▶ Task details
Find all lines in the records that include the word "close", and copy them out.

▶ Material provided
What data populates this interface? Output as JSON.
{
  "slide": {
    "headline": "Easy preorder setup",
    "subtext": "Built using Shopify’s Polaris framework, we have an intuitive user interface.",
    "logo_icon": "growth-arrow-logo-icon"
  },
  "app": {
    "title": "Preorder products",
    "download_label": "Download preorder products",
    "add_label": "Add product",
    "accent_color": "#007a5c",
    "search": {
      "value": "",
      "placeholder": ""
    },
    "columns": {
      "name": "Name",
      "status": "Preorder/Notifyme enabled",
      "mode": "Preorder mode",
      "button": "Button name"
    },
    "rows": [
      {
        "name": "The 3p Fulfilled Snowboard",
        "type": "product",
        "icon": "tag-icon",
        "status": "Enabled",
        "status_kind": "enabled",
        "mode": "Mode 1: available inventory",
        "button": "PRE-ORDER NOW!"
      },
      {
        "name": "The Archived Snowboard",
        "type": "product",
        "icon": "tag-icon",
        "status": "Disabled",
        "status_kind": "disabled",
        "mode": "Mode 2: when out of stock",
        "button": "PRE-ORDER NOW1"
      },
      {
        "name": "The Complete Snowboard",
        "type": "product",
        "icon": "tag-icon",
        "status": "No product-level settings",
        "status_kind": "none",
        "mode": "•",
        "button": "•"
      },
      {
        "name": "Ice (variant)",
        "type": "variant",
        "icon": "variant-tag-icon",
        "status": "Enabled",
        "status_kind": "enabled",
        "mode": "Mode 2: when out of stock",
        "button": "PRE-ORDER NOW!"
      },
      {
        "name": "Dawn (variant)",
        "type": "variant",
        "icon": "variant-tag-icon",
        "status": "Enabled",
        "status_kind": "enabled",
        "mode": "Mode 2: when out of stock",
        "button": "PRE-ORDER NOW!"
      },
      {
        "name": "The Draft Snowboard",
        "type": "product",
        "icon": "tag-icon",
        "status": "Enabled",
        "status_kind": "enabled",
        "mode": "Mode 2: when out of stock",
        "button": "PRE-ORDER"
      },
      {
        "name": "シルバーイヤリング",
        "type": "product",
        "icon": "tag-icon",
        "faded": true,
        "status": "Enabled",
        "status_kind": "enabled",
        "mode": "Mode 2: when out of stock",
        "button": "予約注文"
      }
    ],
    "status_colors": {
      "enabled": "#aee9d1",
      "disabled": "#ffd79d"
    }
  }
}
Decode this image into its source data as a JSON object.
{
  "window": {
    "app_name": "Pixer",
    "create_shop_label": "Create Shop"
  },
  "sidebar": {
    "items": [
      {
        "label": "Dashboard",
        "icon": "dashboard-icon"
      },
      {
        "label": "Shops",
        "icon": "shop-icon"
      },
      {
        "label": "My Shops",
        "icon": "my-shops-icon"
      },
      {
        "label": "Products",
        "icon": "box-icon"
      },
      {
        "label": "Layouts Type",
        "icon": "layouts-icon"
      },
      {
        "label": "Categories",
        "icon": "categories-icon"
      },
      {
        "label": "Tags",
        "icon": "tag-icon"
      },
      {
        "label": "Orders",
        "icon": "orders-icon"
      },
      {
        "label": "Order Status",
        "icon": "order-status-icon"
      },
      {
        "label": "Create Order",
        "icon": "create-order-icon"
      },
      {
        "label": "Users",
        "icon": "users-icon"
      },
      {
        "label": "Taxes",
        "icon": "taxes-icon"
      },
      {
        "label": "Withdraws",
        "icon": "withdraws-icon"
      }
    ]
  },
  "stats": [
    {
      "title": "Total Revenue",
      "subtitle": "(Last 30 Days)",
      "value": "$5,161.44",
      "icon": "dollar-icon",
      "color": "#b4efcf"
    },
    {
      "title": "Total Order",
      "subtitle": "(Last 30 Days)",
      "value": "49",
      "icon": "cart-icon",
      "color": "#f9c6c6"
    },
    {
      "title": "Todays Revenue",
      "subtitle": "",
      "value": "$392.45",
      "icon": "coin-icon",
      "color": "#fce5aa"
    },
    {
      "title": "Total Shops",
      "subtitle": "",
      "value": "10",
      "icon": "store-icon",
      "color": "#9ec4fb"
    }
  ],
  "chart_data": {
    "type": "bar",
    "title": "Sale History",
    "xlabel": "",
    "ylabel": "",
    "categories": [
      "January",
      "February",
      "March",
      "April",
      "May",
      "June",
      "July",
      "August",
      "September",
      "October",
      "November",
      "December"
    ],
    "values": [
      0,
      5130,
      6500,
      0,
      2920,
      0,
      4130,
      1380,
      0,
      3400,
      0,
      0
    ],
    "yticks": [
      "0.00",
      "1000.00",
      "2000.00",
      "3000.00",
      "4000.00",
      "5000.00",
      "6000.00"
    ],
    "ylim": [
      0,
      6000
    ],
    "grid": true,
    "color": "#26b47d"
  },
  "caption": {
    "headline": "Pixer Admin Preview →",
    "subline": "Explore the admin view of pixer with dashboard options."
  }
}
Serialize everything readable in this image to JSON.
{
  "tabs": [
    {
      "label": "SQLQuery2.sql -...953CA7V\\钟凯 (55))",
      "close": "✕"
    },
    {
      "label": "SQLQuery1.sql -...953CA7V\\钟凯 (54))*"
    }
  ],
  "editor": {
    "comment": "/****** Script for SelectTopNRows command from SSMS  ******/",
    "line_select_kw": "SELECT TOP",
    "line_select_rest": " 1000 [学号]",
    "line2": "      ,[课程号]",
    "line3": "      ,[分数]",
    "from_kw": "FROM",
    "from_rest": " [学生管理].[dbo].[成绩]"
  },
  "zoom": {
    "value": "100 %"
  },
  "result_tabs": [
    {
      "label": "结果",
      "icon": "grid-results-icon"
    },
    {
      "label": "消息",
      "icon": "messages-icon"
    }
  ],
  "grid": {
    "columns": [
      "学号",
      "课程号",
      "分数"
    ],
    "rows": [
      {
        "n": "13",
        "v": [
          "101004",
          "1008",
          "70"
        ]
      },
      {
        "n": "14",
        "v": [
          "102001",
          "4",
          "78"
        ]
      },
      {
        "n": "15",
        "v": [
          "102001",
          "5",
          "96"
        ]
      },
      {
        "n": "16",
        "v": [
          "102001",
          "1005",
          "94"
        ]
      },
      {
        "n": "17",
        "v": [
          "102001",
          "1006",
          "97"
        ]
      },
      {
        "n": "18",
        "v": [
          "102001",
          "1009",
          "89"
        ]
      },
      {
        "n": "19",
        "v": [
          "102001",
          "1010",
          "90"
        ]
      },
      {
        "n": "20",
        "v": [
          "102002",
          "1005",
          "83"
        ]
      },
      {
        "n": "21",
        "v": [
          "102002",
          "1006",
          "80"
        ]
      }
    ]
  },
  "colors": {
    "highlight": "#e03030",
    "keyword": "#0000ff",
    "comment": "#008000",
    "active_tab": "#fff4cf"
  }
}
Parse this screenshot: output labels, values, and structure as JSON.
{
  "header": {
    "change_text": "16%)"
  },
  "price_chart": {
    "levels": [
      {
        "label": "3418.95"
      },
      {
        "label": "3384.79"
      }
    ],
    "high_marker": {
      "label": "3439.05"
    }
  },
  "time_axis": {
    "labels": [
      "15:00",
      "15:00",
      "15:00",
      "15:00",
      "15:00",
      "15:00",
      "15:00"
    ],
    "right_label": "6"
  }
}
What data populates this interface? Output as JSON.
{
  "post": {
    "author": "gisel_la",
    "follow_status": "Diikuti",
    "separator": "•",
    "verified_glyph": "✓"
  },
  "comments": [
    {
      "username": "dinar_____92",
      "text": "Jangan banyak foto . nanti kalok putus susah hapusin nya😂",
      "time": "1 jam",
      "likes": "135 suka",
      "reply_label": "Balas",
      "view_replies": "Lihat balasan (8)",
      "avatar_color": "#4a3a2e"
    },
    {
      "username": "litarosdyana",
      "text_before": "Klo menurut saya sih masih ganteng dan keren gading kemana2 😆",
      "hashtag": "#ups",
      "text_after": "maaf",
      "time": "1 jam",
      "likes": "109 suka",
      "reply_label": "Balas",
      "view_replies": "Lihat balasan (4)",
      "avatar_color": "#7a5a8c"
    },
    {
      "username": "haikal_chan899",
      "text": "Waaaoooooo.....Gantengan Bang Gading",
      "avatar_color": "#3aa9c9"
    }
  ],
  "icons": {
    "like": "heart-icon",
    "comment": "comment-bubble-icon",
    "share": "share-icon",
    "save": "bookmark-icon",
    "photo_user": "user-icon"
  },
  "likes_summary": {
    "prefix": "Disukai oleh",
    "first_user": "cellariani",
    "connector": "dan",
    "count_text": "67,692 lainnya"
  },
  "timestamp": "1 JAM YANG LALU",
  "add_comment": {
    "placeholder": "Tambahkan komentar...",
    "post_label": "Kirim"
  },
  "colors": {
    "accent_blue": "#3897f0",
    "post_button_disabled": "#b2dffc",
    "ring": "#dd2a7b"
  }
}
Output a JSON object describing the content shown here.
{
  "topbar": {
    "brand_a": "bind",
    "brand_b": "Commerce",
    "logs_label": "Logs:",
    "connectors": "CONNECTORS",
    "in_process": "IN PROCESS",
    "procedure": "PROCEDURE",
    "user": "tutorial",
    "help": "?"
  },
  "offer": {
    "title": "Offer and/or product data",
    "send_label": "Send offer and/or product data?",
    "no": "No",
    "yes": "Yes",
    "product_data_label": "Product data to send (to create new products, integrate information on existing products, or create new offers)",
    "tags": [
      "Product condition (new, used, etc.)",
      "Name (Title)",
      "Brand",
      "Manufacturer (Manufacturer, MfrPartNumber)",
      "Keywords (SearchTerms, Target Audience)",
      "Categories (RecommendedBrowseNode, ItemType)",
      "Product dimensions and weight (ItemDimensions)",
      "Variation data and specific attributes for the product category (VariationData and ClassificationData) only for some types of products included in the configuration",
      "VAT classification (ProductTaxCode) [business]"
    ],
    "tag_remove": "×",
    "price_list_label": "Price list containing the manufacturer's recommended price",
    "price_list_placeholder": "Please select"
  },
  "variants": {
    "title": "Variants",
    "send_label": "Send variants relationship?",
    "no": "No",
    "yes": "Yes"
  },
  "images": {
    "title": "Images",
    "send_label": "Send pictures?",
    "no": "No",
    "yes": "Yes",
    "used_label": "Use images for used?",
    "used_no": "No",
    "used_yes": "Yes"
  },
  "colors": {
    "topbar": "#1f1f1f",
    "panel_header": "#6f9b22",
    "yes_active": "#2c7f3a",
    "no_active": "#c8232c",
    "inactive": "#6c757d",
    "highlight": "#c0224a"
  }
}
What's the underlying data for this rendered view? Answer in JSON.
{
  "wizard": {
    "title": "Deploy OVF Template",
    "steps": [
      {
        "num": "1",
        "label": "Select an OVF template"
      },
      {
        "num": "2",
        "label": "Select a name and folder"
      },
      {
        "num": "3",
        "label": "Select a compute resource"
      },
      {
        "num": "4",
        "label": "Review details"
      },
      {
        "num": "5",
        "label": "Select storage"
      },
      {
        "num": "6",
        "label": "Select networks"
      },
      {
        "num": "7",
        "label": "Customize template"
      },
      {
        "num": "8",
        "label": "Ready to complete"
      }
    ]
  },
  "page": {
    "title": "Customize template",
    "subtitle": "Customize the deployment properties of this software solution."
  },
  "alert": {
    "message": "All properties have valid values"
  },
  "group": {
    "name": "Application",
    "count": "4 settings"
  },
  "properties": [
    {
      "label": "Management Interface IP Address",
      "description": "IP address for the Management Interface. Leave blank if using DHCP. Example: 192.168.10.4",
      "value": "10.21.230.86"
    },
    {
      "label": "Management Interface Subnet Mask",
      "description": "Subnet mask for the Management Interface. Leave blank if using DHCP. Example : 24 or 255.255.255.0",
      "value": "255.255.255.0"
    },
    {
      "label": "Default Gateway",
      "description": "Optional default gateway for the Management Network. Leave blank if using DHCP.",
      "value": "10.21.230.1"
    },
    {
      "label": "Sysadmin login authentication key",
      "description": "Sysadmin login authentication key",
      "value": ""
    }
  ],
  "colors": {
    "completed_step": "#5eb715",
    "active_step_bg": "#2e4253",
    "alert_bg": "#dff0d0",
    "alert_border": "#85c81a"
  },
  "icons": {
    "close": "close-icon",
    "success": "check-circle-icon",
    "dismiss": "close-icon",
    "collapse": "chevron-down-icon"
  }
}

▶ Reply to the task
      "close": "✕"
    "close": "close-icon",
    "dismiss": "close-icon",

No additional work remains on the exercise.